## Exercise:
Only the line containing "Enumerate this screenshot's" and the lines after it, up to the end of the listing, should be written out, each exactly as given.

## Records shown:
********************

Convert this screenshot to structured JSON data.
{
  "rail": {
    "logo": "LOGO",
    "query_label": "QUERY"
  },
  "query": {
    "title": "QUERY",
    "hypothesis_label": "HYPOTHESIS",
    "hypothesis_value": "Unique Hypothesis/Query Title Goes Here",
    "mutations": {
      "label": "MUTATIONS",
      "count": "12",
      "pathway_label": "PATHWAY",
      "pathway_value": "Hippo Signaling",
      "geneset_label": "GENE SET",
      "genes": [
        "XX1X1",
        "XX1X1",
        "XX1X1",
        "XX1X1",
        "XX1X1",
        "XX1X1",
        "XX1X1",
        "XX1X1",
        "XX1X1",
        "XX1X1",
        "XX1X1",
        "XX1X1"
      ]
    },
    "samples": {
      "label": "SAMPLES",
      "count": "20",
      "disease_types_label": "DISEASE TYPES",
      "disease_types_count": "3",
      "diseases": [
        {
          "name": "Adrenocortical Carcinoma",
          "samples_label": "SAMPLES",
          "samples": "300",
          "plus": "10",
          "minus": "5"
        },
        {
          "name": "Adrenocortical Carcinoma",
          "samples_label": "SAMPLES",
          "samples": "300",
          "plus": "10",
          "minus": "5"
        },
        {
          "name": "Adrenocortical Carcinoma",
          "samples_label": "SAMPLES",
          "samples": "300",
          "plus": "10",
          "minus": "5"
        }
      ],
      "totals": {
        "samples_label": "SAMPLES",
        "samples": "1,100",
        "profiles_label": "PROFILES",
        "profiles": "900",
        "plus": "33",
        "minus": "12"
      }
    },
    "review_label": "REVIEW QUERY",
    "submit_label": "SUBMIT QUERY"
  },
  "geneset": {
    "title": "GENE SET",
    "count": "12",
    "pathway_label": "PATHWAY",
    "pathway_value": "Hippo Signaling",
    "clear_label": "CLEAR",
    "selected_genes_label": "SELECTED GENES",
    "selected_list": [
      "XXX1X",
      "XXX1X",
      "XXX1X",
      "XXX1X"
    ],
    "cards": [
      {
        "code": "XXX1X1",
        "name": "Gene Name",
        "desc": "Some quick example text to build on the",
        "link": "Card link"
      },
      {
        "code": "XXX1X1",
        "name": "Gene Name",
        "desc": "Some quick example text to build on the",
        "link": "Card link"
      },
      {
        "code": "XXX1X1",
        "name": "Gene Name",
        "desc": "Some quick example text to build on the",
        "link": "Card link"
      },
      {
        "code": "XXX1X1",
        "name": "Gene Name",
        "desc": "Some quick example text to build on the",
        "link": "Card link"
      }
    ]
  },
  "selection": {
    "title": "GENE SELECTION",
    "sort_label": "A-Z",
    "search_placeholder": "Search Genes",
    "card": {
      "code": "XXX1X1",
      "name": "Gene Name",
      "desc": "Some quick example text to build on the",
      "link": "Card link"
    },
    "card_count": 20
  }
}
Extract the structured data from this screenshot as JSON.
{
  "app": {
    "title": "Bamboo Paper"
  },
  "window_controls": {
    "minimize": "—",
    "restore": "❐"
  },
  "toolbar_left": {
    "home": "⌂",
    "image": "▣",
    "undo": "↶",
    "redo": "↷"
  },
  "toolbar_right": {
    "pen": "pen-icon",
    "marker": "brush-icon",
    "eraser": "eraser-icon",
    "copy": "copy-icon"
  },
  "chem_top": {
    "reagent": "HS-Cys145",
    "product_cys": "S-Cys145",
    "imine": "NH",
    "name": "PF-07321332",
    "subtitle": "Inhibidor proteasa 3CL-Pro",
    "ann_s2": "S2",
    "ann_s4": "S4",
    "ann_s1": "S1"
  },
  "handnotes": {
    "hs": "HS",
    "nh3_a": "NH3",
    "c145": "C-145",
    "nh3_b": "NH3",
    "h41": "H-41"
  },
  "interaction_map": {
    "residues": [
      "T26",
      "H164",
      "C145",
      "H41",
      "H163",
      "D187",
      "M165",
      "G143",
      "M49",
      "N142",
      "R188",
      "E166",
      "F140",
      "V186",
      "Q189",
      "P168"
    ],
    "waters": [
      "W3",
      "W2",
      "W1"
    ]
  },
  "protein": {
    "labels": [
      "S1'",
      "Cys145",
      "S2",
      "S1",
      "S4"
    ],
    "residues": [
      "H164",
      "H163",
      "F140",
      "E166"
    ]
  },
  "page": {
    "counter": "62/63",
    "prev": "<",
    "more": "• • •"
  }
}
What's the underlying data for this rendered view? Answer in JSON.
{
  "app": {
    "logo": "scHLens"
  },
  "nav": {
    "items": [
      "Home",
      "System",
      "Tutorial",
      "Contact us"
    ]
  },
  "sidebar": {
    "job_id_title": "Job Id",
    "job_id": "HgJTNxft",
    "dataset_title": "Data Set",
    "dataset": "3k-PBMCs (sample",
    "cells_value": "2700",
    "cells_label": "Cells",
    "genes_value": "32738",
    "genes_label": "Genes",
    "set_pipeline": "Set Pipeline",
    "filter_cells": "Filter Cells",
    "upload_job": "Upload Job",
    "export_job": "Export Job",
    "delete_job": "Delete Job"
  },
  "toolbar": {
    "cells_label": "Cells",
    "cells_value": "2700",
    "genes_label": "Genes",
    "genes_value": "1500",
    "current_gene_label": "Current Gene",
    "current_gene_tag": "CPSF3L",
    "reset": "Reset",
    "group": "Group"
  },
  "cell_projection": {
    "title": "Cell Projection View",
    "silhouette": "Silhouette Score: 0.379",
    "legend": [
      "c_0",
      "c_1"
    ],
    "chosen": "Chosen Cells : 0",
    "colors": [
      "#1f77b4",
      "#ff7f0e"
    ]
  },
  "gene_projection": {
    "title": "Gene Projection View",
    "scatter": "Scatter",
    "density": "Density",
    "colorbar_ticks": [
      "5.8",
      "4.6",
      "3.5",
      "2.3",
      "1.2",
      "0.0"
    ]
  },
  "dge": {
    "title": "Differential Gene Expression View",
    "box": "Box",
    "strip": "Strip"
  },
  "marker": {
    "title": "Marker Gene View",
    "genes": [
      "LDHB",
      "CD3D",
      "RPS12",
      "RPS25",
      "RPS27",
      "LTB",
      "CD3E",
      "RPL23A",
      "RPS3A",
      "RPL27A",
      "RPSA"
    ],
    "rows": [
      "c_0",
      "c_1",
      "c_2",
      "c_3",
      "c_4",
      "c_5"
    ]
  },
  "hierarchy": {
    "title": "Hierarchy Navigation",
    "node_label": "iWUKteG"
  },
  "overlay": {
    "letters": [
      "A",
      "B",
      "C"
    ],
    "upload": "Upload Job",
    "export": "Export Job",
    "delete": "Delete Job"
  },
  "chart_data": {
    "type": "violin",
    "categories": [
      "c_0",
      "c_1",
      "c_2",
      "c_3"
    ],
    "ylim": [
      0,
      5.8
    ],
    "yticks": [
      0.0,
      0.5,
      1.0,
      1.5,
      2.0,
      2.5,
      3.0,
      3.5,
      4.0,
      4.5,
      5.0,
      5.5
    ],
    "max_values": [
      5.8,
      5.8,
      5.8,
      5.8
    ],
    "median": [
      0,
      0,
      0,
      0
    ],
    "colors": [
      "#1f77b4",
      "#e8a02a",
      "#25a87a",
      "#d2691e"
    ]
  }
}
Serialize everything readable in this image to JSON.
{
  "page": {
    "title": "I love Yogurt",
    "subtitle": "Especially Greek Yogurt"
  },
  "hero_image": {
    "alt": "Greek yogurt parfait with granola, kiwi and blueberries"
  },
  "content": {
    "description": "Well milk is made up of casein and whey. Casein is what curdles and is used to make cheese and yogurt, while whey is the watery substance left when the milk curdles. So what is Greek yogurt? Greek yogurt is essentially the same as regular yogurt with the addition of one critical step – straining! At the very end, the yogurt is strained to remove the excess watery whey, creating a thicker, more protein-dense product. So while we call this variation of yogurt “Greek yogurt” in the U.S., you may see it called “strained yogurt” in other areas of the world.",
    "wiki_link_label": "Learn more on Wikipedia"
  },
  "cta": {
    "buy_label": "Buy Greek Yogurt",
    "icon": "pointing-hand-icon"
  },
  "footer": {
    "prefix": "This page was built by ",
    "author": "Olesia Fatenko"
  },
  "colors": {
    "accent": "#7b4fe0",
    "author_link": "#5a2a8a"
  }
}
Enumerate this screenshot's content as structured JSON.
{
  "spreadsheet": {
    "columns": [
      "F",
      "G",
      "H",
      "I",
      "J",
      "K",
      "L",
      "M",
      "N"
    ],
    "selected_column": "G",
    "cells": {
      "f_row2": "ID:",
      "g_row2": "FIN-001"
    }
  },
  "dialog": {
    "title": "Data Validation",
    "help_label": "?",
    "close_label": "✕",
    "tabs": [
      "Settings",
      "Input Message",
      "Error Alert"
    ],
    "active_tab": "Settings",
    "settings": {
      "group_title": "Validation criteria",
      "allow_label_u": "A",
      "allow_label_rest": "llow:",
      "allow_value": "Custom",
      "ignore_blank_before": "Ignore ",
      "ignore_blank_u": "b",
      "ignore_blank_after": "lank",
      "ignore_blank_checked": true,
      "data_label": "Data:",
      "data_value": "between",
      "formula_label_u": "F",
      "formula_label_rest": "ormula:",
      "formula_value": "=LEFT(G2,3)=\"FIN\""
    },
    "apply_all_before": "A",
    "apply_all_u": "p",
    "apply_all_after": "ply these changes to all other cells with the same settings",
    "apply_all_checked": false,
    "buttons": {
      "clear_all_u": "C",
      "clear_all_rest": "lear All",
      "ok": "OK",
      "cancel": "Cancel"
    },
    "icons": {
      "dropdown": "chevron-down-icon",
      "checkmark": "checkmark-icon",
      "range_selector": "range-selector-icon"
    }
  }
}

********************

## Answer to this problem:
Enumerate this screenshot's content as structured JSON.
{
  "spreadsheet": {
    "columns": [
      "F",
      "G",
      "H",
      "I",
      "J",
      "K",
      "L",
      "M",
      "N"
    ],
    "selected_column": "G",
    "cells": {
      "f_row2": "ID:",
      "g_row2": "FIN-001"
    }
  },
  "dialog": {
    "title": "Data Validation",
    "help_label": "?",
    "close_label": "✕",
    "tabs": [
      "Settings",
      "Input Message",
      "Error Alert"
    ],
    "active_tab": "Settings",
    "settings": {
      "group_title": "Validation criteria",
      "allow_label_u": "A",
      "allow_label_rest": "llow:",
      "allow_value": "Custom",
      "ignore_blank_before": "Ignore ",
      "ignore_blank_u": "b",
      "ignore_blank_after": "lank",
      "ignore_blank_checked": true,
      "data_label": "Data:",
      "data_value": "between",
      "formula_label_u": "F",
      "formula_label_rest": "ormula:",
      "formula_value": "=LEFT(G2,3)=\"FIN\""
    },
    "apply_all_before": "A",
    "apply_all_u": "p",
    "apply_all_after": "ply these changes to all other cells with the same settings",
    "apply_all_checked": false,
    "buttons": {
      "clear_all_u": "C",
      "clear_all_rest": "lear All",
      "ok": "OK",
      "cancel": "Cancel"
    },
    "icons": {
      "dropdown": "chevron-down-icon",
      "checkmark": "checkmark-icon",
      "range_selector": "range-selector-icon"
    }
  }
}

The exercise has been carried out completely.